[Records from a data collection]

-=-=-

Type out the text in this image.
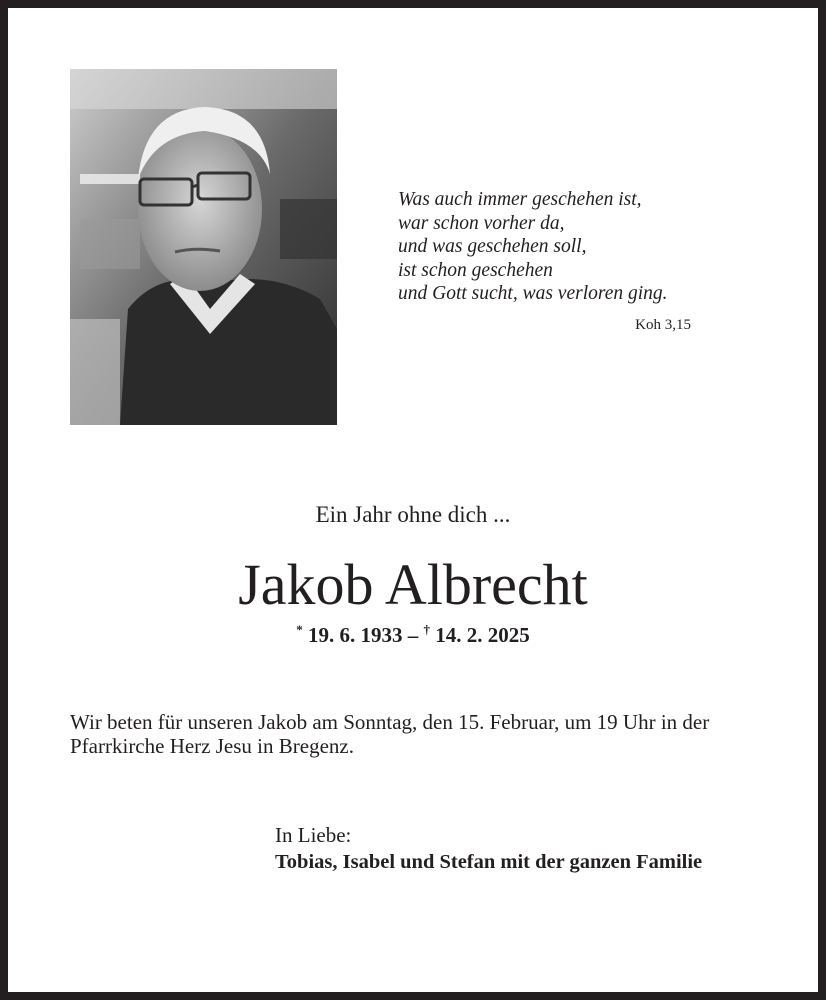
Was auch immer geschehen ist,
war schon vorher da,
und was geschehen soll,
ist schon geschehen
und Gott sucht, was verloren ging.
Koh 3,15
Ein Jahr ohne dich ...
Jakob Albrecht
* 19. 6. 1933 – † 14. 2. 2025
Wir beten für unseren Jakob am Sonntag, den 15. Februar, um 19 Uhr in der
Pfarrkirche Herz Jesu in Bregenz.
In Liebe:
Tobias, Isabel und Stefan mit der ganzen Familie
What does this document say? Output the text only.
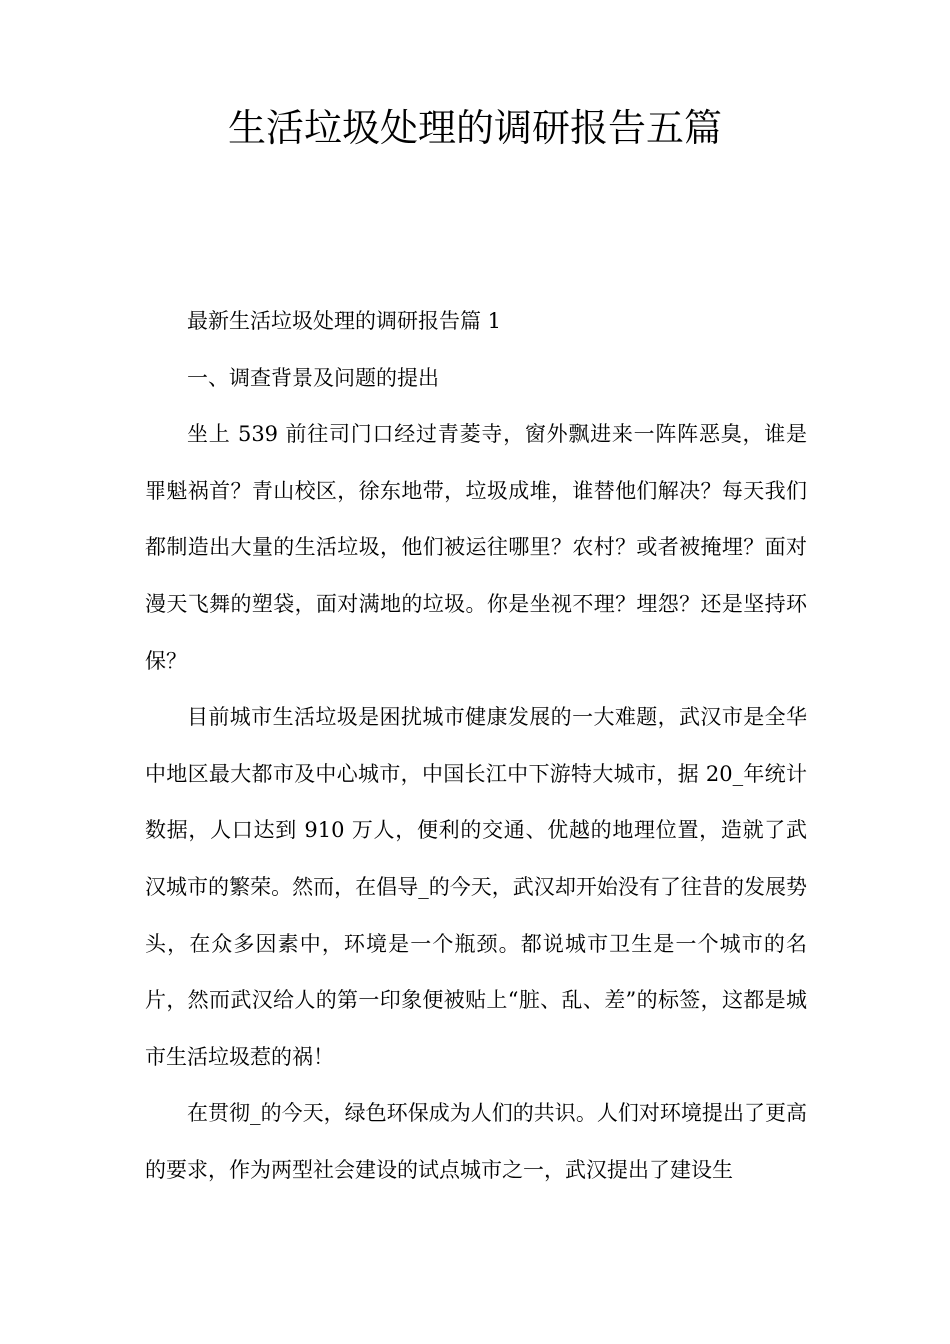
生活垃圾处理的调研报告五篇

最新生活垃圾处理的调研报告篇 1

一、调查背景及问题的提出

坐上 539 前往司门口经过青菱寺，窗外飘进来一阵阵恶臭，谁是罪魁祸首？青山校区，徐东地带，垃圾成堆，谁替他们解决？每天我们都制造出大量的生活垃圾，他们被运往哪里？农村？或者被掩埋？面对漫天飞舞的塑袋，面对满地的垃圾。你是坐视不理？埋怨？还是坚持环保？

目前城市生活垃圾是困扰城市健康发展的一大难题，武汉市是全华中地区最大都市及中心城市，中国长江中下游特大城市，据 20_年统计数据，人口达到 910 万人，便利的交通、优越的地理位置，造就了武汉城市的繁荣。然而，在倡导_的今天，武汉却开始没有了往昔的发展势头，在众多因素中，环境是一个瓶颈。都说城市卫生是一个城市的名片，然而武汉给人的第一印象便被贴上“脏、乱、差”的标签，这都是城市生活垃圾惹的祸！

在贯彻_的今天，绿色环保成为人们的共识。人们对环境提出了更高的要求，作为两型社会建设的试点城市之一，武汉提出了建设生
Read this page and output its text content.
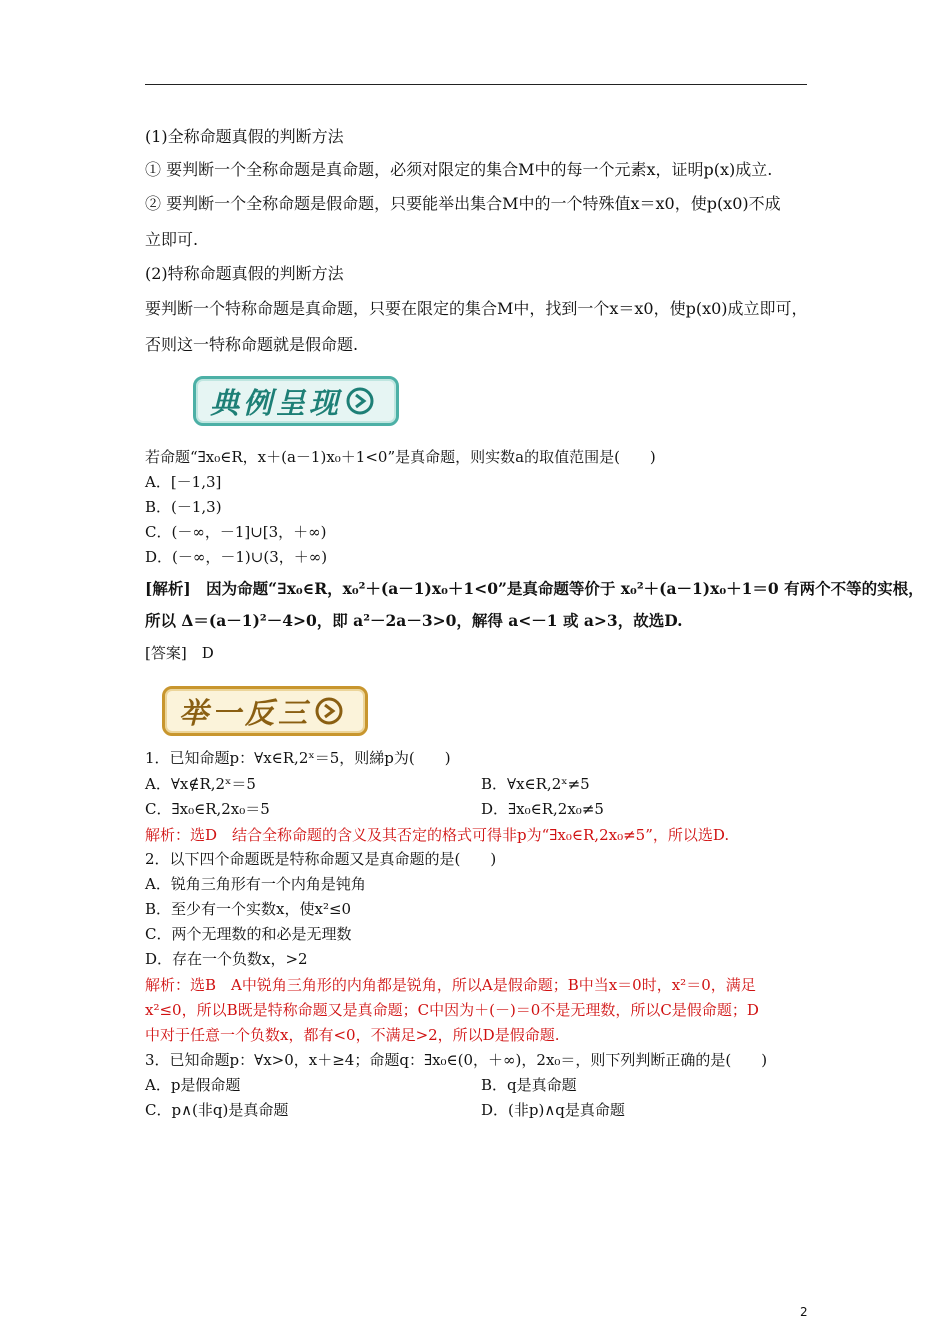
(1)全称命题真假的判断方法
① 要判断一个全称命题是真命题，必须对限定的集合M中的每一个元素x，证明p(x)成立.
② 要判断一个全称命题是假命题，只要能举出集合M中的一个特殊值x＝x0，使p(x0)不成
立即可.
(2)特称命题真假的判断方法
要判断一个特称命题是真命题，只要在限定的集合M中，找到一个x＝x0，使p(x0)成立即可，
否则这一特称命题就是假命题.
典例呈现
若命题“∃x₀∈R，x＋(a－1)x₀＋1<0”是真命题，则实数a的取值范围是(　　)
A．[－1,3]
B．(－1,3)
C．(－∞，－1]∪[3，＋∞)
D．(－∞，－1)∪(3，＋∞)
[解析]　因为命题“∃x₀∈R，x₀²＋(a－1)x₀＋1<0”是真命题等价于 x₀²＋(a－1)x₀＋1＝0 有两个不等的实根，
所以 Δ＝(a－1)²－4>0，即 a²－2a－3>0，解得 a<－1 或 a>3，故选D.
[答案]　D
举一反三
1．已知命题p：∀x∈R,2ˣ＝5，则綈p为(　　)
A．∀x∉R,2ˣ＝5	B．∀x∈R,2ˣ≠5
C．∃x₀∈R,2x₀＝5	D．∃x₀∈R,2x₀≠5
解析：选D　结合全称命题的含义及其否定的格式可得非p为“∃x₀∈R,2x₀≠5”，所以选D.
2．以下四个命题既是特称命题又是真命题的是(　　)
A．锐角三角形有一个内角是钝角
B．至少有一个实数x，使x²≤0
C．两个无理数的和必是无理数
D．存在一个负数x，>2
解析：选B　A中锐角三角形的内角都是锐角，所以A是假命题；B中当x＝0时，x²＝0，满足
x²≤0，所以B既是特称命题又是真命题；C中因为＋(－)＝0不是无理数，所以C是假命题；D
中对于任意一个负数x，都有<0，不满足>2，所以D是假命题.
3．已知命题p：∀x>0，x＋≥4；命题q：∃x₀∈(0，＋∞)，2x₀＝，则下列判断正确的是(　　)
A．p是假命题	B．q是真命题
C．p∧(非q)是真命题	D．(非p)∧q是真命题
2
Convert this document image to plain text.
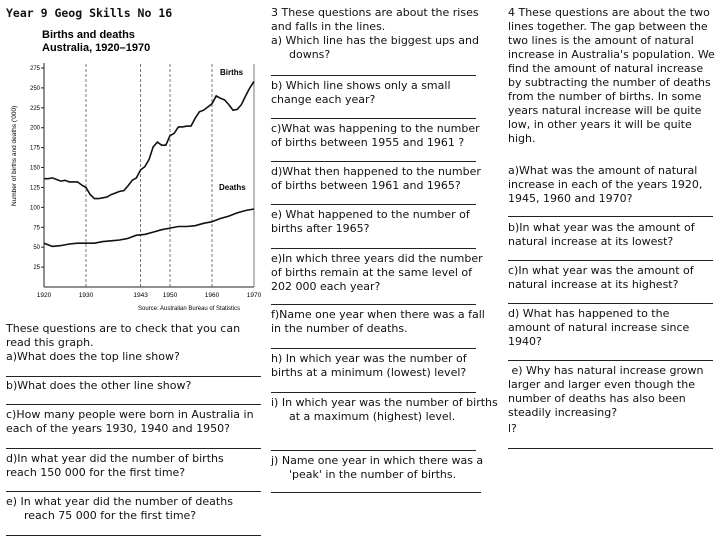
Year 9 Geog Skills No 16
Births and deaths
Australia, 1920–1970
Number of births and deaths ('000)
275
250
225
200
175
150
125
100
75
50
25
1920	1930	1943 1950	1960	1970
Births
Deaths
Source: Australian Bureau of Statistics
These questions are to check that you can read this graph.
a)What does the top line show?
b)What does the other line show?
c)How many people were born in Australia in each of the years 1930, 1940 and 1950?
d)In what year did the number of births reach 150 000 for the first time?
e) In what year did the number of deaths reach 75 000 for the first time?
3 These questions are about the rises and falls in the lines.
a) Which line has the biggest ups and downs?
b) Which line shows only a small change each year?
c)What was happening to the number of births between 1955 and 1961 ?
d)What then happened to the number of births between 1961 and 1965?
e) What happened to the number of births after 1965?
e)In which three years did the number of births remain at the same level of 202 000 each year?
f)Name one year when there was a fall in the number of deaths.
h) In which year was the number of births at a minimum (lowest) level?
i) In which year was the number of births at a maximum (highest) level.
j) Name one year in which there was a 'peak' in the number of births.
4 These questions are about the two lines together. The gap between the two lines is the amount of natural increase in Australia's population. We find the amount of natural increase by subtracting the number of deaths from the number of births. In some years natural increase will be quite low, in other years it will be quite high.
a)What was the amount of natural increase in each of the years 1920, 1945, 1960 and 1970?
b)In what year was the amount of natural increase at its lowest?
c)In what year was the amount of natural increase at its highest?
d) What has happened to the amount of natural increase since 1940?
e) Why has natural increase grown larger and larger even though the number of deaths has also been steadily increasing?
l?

-=-=-

■ **What you should do**
Output an exact copy of the material, with the pictures removed.

■ **Full answer**
Type out the text in this image.
Was auch immer geschehen ist,
war schon vorher da,
und was geschehen soll,
ist schon geschehen
und Gott sucht, was verloren ging.
Koh 3,15
Ein Jahr ohne dich ...
Jakob Albrecht
* 19. 6. 1933 – † 14. 2. 2025
Wir beten für unseren Jakob am Sonntag, den 15. Februar, um 19 Uhr in der
Pfarrkirche Herz Jesu in Bregenz.
In Liebe:
Tobias, Isabel und Stefan mit der ganzen Familie
What does this document say? Output the text only.
生活垃圾处理的调研报告五篇

最新生活垃圾处理的调研报告篇 1

一、调查背景及问题的提出

坐上 539 前往司门口经过青菱寺，窗外飘进来一阵阵恶臭，谁是罪魁祸首？青山校区，徐东地带，垃圾成堆，谁替他们解决？每天我们都制造出大量的生活垃圾，他们被运往哪里？农村？或者被掩埋？面对漫天飞舞的塑袋，面对满地的垃圾。你是坐视不理？埋怨？还是坚持环保？

目前城市生活垃圾是困扰城市健康发展的一大难题，武汉市是全华中地区最大都市及中心城市，中国长江中下游特大城市，据 20_年统计数据，人口达到 910 万人，便利的交通、优越的地理位置，造就了武汉城市的繁荣。然而，在倡导_的今天，武汉却开始没有了往昔的发展势头，在众多因素中，环境是一个瓶颈。都说城市卫生是一个城市的名片，然而武汉给人的第一印象便被贴上“脏、乱、差”的标签，这都是城市生活垃圾惹的祸！

在贯彻_的今天，绿色环保成为人们的共识。人们对环境提出了更高的要求，作为两型社会建设的试点城市之一，武汉提出了建设生
Read this page and output its text content.
(1)全称命题真假的判断方法
① 要判断一个全称命题是真命题，必须对限定的集合M中的每一个元素x，证明p(x)成立.
② 要判断一个全称命题是假命题，只要能举出集合M中的一个特殊值x＝x0，使p(x0)不成
立即可.
(2)特称命题真假的判断方法
要判断一个特称命题是真命题，只要在限定的集合M中，找到一个x＝x0，使p(x0)成立即可，
否则这一特称命题就是假命题.
典例呈现
若命题“∃x₀∈R，x＋(a－1)x₀＋1<0”是真命题，则实数a的取值范围是(　　)
A．[－1,3]
B．(－1,3)
C．(－∞，－1]∪[3，＋∞)
D．(－∞，－1)∪(3，＋∞)
[解析]　因为命题“∃x₀∈R，x₀²＋(a－1)x₀＋1<0”是真命题等价于 x₀²＋(a－1)x₀＋1＝0 有两个不等的实根，
所以 Δ＝(a－1)²－4>0，即 a²－2a－3>0，解得 a<－1 或 a>3，故选D.
[答案]　D
举一反三
1．已知命题p：∀x∈R,2ˣ＝5，则綈p为(　　)
A．∀x∉R,2ˣ＝5	B．∀x∈R,2ˣ≠5
C．∃x₀∈R,2x₀＝5	D．∃x₀∈R,2x₀≠5
解析：选D　结合全称命题的含义及其否定的格式可得非p为“∃x₀∈R,2x₀≠5”，所以选D.
2．以下四个命题既是特称命题又是真命题的是(　　)
A．锐角三角形有一个内角是钝角
B．至少有一个实数x，使x²≤0
C．两个无理数的和必是无理数
D．存在一个负数x，>2
解析：选B　A中锐角三角形的内角都是锐角，所以A是假命题；B中当x＝0时，x²＝0，满足
x²≤0，所以B既是特称命题又是真命题；C中因为＋(－)＝0不是无理数，所以C是假命题；D
中对于任意一个负数x，都有<0，不满足>2，所以D是假命题.
3．已知命题p：∀x>0，x＋≥4；命题q：∃x₀∈(0，＋∞)，2x₀＝，则下列判断正确的是(　　)
A．p是假命题	B．q是真命题
C．p∧(非q)是真命题	D．(非p)∧q是真命题
2
Convert this document image to plain text.
Year 9 Geog Skills No 16
Births and deaths
Australia, 1920–1970
Number of births and deaths ('000)
275
250
225
200
175
150
125
100
75
50
25
1920	1930	1943 1950	1960	1970
Births
Deaths
Source: Australian Bureau of Statistics
These questions are to check that you can read this graph.
a)What does the top line show?
b)What does the other line show?
c)How many people were born in Australia in each of the years 1930, 1940 and 1950?
d)In what year did the number of births reach 150 000 for the first time?
e) In what year did the number of deaths reach 75 000 for the first time?
3 These questions are about the rises and falls in the lines.
a) Which line has the biggest ups and downs?
b) Which line shows only a small change each year?
c)What was happening to the number of births between 1955 and 1961 ?
d)What then happened to the number of births between 1961 and 1965?
e) What happened to the number of births after 1965?
e)In which three years did the number of births remain at the same level of 202 000 each year?
f)Name one year when there was a fall in the number of deaths.
h) In which year was the number of births at a minimum (lowest) level?
i) In which year was the number of births at a maximum (highest) level.
j) Name one year in which there was a 'peak' in the number of births.
4 These questions are about the two lines together. The gap between the two lines is the amount of natural increase in Australia's population. We find the amount of natural increase by subtracting the number of deaths from the number of births. In some years natural increase will be quite low, in other years it will be quite high.
a)What was the amount of natural increase in each of the years 1920, 1945, 1960 and 1970?
b)In what year was the amount of natural increase at its lowest?
c)In what year was the amount of natural increase at its highest?
d) What has happened to the amount of natural increase since 1940?
e) Why has natural increase grown larger and larger even though the number of deaths has also been steadily increasing?
l?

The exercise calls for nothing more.